* BEGIN Extracted entries *

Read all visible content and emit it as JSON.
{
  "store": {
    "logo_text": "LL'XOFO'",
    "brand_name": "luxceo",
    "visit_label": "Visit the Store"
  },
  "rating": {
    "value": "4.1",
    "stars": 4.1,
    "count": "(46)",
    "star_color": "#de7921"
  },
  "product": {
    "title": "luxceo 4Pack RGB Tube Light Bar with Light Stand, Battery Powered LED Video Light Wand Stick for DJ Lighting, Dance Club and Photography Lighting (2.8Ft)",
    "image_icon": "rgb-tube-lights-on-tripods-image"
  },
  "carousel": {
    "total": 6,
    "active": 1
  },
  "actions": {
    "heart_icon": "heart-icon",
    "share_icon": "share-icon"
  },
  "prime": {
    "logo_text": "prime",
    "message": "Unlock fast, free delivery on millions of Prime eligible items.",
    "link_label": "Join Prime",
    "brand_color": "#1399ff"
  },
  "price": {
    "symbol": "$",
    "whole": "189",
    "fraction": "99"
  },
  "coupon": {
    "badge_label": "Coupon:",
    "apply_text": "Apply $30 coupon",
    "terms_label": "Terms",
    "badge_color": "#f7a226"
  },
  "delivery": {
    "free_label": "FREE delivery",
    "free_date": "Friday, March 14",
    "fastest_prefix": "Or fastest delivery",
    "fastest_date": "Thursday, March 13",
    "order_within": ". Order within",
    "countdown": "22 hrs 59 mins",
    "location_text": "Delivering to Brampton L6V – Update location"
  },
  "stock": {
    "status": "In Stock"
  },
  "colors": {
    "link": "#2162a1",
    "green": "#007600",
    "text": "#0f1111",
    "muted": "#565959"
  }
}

* END Extracted entries *

### Problem requirements
Quote the data in full, keeping each word unchanged.

### Response for this exercise
Read all visible content and emit it as JSON.
{
  "store": {
    "logo_text": "LL'XOFO'",
    "brand_name": "luxceo",
    "visit_label": "Visit the Store"
  },
  "rating": {
    "value": "4.1",
    "stars": 4.1,
    "count": "(46)",
    "star_color": "#de7921"
  },
  "product": {
    "title": "luxceo 4Pack RGB Tube Light Bar with Light Stand, Battery Powered LED Video Light Wand Stick for DJ Lighting, Dance Club and Photography Lighting (2.8Ft)",
    "image_icon": "rgb-tube-lights-on-tripods-image"
  },
  "carousel": {
    "total": 6,
    "active": 1
  },
  "actions": {
    "heart_icon": "heart-icon",
    "share_icon": "share-icon"
  },
  "prime": {
    "logo_text": "prime",
    "message": "Unlock fast, free delivery on millions of Prime eligible items.",
    "link_label": "Join Prime",
    "brand_color": "#1399ff"
  },
  "price": {
    "symbol": "$",
    "whole": "189",
    "fraction": "99"
  },
  "coupon": {
    "badge_label": "Coupon:",
    "apply_text": "Apply $30 coupon",
    "terms_label": "Terms",
    "badge_color": "#f7a226"
  },
  "delivery": {
    "free_label": "FREE delivery",
    "free_date": "Friday, March 14",
    "fastest_prefix": "Or fastest delivery",
    "fastest_date": "Thursday, March 13",
    "order_within": ". Order within",
    "countdown": "22 hrs 59 mins",
    "location_text": "Delivering to Brampton L6V – Update location"
  },
  "stock": {
    "status": "In Stock"
  },
  "colors": {
    "link": "#2162a1",
    "green": "#007600",
    "text": "#0f1111",
    "muted": "#565959"
  }
}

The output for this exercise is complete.